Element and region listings
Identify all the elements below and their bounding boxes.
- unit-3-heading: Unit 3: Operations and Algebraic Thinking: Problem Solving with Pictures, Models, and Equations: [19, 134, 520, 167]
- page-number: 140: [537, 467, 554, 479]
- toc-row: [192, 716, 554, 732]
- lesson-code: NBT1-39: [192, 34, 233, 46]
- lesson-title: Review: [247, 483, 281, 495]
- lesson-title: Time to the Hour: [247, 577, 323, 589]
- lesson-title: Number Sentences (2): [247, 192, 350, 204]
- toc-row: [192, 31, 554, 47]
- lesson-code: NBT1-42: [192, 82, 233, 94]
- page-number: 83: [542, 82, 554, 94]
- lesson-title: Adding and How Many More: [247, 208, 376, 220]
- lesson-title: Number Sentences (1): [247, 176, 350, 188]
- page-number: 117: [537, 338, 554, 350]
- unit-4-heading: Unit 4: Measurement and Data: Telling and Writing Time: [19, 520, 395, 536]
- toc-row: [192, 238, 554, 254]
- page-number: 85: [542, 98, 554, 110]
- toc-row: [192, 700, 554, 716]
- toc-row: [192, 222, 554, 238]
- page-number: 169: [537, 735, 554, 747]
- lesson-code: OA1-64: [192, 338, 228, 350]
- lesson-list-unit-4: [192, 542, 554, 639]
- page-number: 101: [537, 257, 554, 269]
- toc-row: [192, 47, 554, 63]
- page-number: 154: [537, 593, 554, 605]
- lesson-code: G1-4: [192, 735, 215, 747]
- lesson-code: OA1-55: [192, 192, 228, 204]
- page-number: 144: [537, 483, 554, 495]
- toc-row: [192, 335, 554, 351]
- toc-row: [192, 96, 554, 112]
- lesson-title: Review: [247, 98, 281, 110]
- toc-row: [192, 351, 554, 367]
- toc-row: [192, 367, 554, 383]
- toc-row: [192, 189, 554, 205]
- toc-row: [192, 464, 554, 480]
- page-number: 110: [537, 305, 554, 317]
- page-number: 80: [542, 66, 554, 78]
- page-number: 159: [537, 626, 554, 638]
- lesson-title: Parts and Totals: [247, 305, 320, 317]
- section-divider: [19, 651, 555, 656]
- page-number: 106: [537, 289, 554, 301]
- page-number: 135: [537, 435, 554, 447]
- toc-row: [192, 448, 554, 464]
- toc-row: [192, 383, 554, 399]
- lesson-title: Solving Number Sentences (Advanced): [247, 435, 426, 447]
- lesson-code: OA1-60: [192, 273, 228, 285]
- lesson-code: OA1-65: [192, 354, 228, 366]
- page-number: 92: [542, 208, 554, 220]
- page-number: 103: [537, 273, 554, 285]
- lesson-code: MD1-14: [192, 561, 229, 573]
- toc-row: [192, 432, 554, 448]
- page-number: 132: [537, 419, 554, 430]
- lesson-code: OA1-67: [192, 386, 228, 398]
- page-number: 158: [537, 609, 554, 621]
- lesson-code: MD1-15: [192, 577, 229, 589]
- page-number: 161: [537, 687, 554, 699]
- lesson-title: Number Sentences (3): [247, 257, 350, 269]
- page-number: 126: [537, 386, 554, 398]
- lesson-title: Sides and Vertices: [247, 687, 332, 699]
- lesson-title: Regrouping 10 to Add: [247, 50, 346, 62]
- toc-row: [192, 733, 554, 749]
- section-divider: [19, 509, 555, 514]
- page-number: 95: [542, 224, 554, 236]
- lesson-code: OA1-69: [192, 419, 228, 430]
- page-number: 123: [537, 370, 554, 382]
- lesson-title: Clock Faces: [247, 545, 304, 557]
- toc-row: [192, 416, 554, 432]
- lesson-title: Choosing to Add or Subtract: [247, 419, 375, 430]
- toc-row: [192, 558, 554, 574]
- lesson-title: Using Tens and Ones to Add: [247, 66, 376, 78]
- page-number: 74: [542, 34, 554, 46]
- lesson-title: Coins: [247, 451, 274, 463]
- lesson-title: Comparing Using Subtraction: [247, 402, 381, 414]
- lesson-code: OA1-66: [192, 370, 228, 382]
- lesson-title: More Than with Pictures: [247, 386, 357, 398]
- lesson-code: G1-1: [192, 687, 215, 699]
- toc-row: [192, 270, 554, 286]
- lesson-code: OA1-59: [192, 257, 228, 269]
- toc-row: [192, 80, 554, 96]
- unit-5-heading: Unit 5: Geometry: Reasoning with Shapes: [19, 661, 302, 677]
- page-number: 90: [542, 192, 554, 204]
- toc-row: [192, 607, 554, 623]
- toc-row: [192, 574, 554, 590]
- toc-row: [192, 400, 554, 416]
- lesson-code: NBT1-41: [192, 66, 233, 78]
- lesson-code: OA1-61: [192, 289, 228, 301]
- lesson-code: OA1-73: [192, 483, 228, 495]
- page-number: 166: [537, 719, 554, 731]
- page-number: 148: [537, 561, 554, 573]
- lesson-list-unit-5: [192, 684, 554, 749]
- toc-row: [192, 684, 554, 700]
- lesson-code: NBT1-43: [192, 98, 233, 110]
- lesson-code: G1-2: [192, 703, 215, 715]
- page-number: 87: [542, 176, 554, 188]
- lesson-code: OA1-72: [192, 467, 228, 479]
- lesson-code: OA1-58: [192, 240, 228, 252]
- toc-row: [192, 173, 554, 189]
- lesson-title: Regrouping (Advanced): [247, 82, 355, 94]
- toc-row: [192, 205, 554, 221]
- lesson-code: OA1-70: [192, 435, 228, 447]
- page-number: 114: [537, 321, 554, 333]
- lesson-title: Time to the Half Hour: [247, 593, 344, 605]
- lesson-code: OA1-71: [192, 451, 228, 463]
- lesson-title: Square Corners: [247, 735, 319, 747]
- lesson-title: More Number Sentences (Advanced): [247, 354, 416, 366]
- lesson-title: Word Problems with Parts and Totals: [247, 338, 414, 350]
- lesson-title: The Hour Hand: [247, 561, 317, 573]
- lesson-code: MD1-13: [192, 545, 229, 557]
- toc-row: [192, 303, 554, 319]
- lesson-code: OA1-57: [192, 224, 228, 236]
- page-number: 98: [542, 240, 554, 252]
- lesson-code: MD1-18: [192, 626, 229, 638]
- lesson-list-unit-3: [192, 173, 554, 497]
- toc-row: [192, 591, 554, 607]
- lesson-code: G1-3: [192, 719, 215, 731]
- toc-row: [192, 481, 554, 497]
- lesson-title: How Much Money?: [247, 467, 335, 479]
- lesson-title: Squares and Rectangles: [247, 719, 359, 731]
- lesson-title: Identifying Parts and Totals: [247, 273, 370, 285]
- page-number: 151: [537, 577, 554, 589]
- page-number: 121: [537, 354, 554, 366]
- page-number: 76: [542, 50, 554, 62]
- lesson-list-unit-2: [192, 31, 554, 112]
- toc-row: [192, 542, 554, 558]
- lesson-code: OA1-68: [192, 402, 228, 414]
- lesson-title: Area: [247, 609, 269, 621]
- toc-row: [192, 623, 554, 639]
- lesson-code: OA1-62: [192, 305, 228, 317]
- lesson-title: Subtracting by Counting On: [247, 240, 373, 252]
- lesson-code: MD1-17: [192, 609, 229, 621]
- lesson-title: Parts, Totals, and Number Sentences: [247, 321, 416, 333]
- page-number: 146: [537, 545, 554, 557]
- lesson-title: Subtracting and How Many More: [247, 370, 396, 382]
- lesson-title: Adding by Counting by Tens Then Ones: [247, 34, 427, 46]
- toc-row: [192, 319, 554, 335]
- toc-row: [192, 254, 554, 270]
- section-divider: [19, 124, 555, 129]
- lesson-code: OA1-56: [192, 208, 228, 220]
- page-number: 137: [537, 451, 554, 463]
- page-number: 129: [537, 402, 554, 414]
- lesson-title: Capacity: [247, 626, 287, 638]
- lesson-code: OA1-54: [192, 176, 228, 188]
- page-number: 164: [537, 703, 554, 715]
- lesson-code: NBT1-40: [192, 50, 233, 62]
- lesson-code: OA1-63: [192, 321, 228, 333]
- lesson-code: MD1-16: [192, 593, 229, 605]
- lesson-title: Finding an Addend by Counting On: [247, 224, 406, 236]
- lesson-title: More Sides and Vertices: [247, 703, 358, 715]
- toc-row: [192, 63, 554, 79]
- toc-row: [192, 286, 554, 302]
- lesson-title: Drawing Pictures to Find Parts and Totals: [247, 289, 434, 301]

What the task asks:
Turn the stretch from the start of the listing through the line "- page-number: 117: [537, 338, 554, 350]" into a Markdown table with the columns Row and Line, skipping blank lines. Number the rows in order.

Solution for this task:
| Row | Line |
|---|---|
| 1 | Identify all the elements below and their bounding boxes. |
| 2 | - unit-3-heading: Unit 3: Operations and Algebraic Thinking: Problem Solving with Pictures, Models, and Equations: [19, 134, 520, 167] |
| 3 | - page-number: 140: [537, 467, 554, 479] |
| 4 | - toc-row: [192, 716, 554, 732] |
| 5 | - lesson-code: NBT1-39: [192, 34, 233, 46] |
| 6 | - lesson-title: Review: [247, 483, 281, 495] |
| 7 | - lesson-title: Time to the Hour: [247, 577, 323, 589] |
| 8 | - lesson-title: Number Sentences (2): [247, 192, 350, 204] |
| 9 | - toc-row: [192, 31, 554, 47] |
| 10 | - lesson-code: NBT1-42: [192, 82, 233, 94] |
| 11 | - page-number: 83: [542, 82, 554, 94] |
| 12 | - lesson-title: Adding and How Many More: [247, 208, 376, 220] |
| 13 | - lesson-title: Number Sentences (1): [247, 176, 350, 188] |
| 14 | - page-number: 117: [537, 338, 554, 350] |